--- BEGIN ---

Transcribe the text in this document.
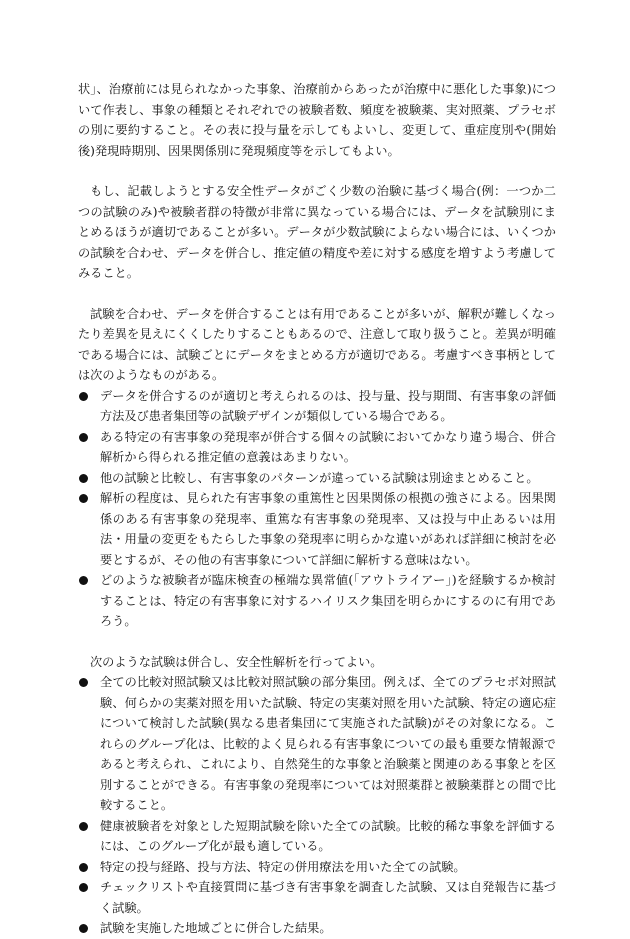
状」、治療前には見られなかった事象、治療前からあったが治療中に悪化した事象)について作表し、事象の種類とそれぞれでの被験者数、頻度を被験薬、実対照薬、プラセボの別に要約すること。その表に投与量を示してもよいし、変更して、重症度別や(開始後)発現時期別、因果関係別に発現頻度等を示してもよい。

もし、記載しようとする安全性データがごく少数の治験に基づく場合(例：一つか二つの試験のみ)や被験者群の特徴が非常に異なっている場合には、データを試験別にまとめるほうが適切であることが多い。データが少数試験によらない場合には、いくつかの試験を合わせ、データを併合し、推定値の精度や差に対する感度を増すよう考慮してみること。

試験を合わせ、データを併合することは有用であることが多いが、解釈が難しくなったり差異を見えにくくしたりすることもあるので、注意して取り扱うこと。差異が明確である場合には、試験ごとにデータをまとめる方が適切である。考慮すべき事柄としては次のようなものがある。

データを併合するのが適切と考えられるのは、投与量、投与期間、有害事象の評価方法及び患者集団等の試験デザインが類似している場合である。
ある特定の有害事象の発現率が併合する個々の試験においてかなり違う場合、併合解析から得られる推定値の意義はあまりない。
他の試験と比較し、有害事象のパターンが違っている試験は別途まとめること。
解析の程度は、見られた有害事象の重篤性と因果関係の根拠の強さによる。因果関係のある有害事象の発現率、重篤な有害事象の発現率、又は投与中止あるいは用法・用量の変更をもたらした事象の発現率に明らかな違いがあれば詳細に検討を必要とするが、その他の有害事象について詳細に解析する意味はない。
どのような被験者が臨床検査の極端な異常値(「アウトライアー」)を経験するか検討することは、特定の有害事象に対するハイリスク集団を明らかにするのに有用であろう。

次のような試験は併合し、安全性解析を行ってよい。

全ての比較対照試験又は比較対照試験の部分集団。例えば、全てのプラセボ対照試験、何らかの実薬対照を用いた試験、特定の実薬対照を用いた試験、特定の適応症について検討した試験(異なる患者集団にて実施された試験)がその対象になる。これらのグループ化は、比較的よく見られる有害事象についての最も重要な情報源であると考えられ、これにより、自然発生的な事象と治験薬と関連のある事象とを区別することができる。有害事象の発現率については対照薬群と被験薬群との間で比較すること。
健康被験者を対象とした短期試験を除いた全ての試験。比較的稀な事象を評価するには、このグループ化が最も適している。
特定の投与経路、投与方法、特定の併用療法を用いた全ての試験。
チェックリストや直接質問に基づき有害事象を調査した試験、又は自発報告に基づく試験。
試験を実施した地域ごとに併合した結果。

--- END ---

What the task asks: Repeat each line of the records above exactly, but do not copy the pictures.

Result of this task:
Transcribe the text in this document.
状」、治療前には見られなかった事象、治療前からあったが治療中に悪化した事象)について作表し、事象の種類とそれぞれでの被験者数、頻度を被験薬、実対照薬、プラセボの別に要約すること。その表に投与量を示してもよいし、変更して、重症度別や(開始後)発現時期別、因果関係別に発現頻度等を示してもよい。

もし、記載しようとする安全性データがごく少数の治験に基づく場合(例：一つか二つの試験のみ)や被験者群の特徴が非常に異なっている場合には、データを試験別にまとめるほうが適切であることが多い。データが少数試験によらない場合には、いくつかの試験を合わせ、データを併合し、推定値の精度や差に対する感度を増すよう考慮してみること。

試験を合わせ、データを併合することは有用であることが多いが、解釈が難しくなったり差異を見えにくくしたりすることもあるので、注意して取り扱うこと。差異が明確である場合には、試験ごとにデータをまとめる方が適切である。考慮すべき事柄としては次のようなものがある。

データを併合するのが適切と考えられるのは、投与量、投与期間、有害事象の評価方法及び患者集団等の試験デザインが類似している場合である。
ある特定の有害事象の発現率が併合する個々の試験においてかなり違う場合、併合解析から得られる推定値の意義はあまりない。
他の試験と比較し、有害事象のパターンが違っている試験は別途まとめること。
解析の程度は、見られた有害事象の重篤性と因果関係の根拠の強さによる。因果関係のある有害事象の発現率、重篤な有害事象の発現率、又は投与中止あるいは用法・用量の変更をもたらした事象の発現率に明らかな違いがあれば詳細に検討を必要とするが、その他の有害事象について詳細に解析する意味はない。
どのような被験者が臨床検査の極端な異常値(「アウトライアー」)を経験するか検討することは、特定の有害事象に対するハイリスク集団を明らかにするのに有用であろう。

次のような試験は併合し、安全性解析を行ってよい。

全ての比較対照試験又は比較対照試験の部分集団。例えば、全てのプラセボ対照試験、何らかの実薬対照を用いた試験、特定の実薬対照を用いた試験、特定の適応症について検討した試験(異なる患者集団にて実施された試験)がその対象になる。これらのグループ化は、比較的よく見られる有害事象についての最も重要な情報源であると考えられ、これにより、自然発生的な事象と治験薬と関連のある事象とを区別することができる。有害事象の発現率については対照薬群と被験薬群との間で比較すること。
健康被験者を対象とした短期試験を除いた全ての試験。比較的稀な事象を評価するには、このグループ化が最も適している。
特定の投与経路、投与方法、特定の併用療法を用いた全ての試験。
チェックリストや直接質問に基づき有害事象を調査した試験、又は自発報告に基づく試験。
試験を実施した地域ごとに併合した結果。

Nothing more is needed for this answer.